Leave out the pictures and transcribe everything else exactly.

━━━ Data lines

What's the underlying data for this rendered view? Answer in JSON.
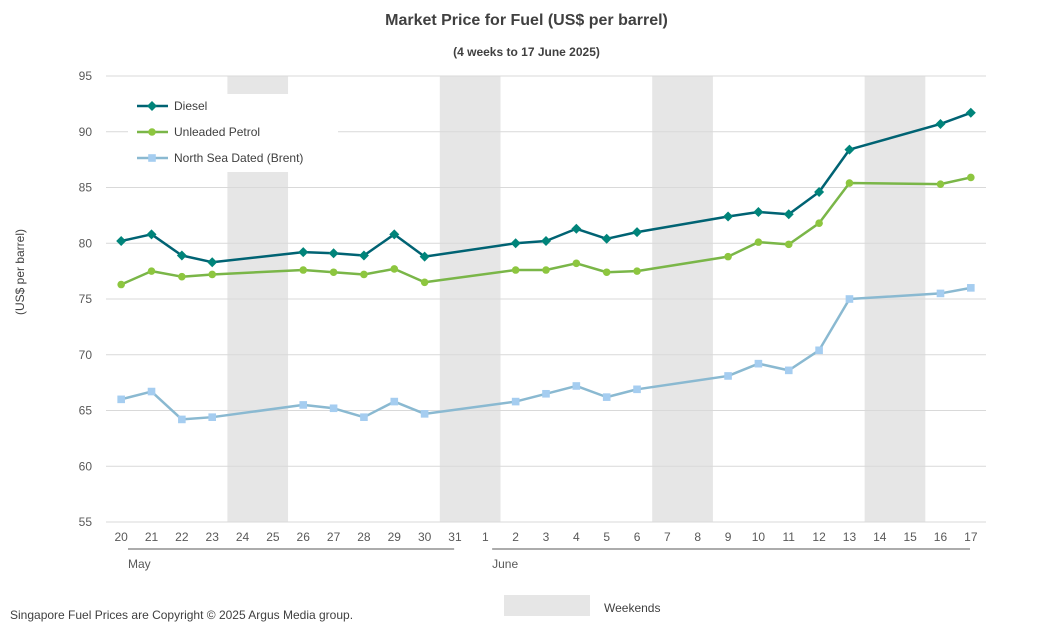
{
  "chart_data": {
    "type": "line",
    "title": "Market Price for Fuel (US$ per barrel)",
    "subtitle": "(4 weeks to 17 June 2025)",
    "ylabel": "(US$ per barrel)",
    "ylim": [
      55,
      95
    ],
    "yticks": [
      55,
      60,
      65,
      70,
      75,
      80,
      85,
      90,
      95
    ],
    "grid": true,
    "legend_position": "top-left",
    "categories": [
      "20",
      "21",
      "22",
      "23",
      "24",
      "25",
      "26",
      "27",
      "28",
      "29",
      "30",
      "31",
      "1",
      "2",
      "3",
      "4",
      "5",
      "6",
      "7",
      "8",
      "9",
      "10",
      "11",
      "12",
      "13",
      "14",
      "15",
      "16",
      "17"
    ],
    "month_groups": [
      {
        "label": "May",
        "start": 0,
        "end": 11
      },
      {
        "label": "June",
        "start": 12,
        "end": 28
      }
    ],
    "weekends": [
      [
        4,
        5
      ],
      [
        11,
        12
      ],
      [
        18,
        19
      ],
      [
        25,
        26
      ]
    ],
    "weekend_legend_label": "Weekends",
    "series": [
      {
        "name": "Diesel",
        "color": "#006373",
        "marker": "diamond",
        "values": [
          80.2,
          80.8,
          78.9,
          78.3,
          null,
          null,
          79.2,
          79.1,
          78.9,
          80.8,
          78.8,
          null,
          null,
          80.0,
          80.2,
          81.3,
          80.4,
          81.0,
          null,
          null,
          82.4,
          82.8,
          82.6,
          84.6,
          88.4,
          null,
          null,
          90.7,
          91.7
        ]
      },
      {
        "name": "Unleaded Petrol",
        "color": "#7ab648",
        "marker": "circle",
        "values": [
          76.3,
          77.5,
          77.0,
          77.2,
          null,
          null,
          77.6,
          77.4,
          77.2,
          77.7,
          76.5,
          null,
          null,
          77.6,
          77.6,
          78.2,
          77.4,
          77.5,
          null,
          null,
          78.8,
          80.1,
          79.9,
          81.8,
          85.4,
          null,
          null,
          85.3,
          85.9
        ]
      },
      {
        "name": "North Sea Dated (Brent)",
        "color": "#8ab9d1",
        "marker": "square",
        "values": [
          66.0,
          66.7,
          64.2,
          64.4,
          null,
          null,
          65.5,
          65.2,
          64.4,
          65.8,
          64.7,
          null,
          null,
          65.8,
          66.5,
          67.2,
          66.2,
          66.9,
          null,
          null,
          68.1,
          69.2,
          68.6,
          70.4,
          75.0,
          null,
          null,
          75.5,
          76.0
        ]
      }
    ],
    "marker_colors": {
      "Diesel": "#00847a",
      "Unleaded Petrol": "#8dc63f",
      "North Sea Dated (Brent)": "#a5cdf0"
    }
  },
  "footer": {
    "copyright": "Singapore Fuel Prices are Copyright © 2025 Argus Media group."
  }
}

━━━━━━

Task result
What's the underlying data for this rendered view? Answer in JSON.
{
  "chart_data": {
    "type": "line",
    "title": "Market Price for Fuel (US$ per barrel)",
    "subtitle": "(4 weeks to 17 June 2025)",
    "ylabel": "(US$ per barrel)",
    "ylim": [
      55,
      95
    ],
    "yticks": [
      55,
      60,
      65,
      70,
      75,
      80,
      85,
      90,
      95
    ],
    "grid": true,
    "legend_position": "top-left",
    "categories": [
      "20",
      "21",
      "22",
      "23",
      "24",
      "25",
      "26",
      "27",
      "28",
      "29",
      "30",
      "31",
      "1",
      "2",
      "3",
      "4",
      "5",
      "6",
      "7",
      "8",
      "9",
      "10",
      "11",
      "12",
      "13",
      "14",
      "15",
      "16",
      "17"
    ],
    "month_groups": [
      {
        "label": "May",
        "start": 0,
        "end": 11
      },
      {
        "label": "June",
        "start": 12,
        "end": 28
      }
    ],
    "weekends": [
      [
        4,
        5
      ],
      [
        11,
        12
      ],
      [
        18,
        19
      ],
      [
        25,
        26
      ]
    ],
    "weekend_legend_label": "Weekends",
    "series": [
      {
        "name": "Diesel",
        "color": "#006373",
        "marker": "diamond",
        "values": [
          80.2,
          80.8,
          78.9,
          78.3,
          null,
          null,
          79.2,
          79.1,
          78.9,
          80.8,
          78.8,
          null,
          null,
          80.0,
          80.2,
          81.3,
          80.4,
          81.0,
          null,
          null,
          82.4,
          82.8,
          82.6,
          84.6,
          88.4,
          null,
          null,
          90.7,
          91.7
        ]
      },
      {
        "name": "Unleaded Petrol",
        "color": "#7ab648",
        "marker": "circle",
        "values": [
          76.3,
          77.5,
          77.0,
          77.2,
          null,
          null,
          77.6,
          77.4,
          77.2,
          77.7,
          76.5,
          null,
          null,
          77.6,
          77.6,
          78.2,
          77.4,
          77.5,
          null,
          null,
          78.8,
          80.1,
          79.9,
          81.8,
          85.4,
          null,
          null,
          85.3,
          85.9
        ]
      },
      {
        "name": "North Sea Dated (Brent)",
        "color": "#8ab9d1",
        "marker": "square",
        "values": [
          66.0,
          66.7,
          64.2,
          64.4,
          null,
          null,
          65.5,
          65.2,
          64.4,
          65.8,
          64.7,
          null,
          null,
          65.8,
          66.5,
          67.2,
          66.2,
          66.9,
          null,
          null,
          68.1,
          69.2,
          68.6,
          70.4,
          75.0,
          null,
          null,
          75.5,
          76.0
        ]
      }
    ],
    "marker_colors": {
      "Diesel": "#00847a",
      "Unleaded Petrol": "#8dc63f",
      "North Sea Dated (Brent)": "#a5cdf0"
    }
  },
  "footer": {
    "copyright": "Singapore Fuel Prices are Copyright © 2025 Argus Media group."
  }
}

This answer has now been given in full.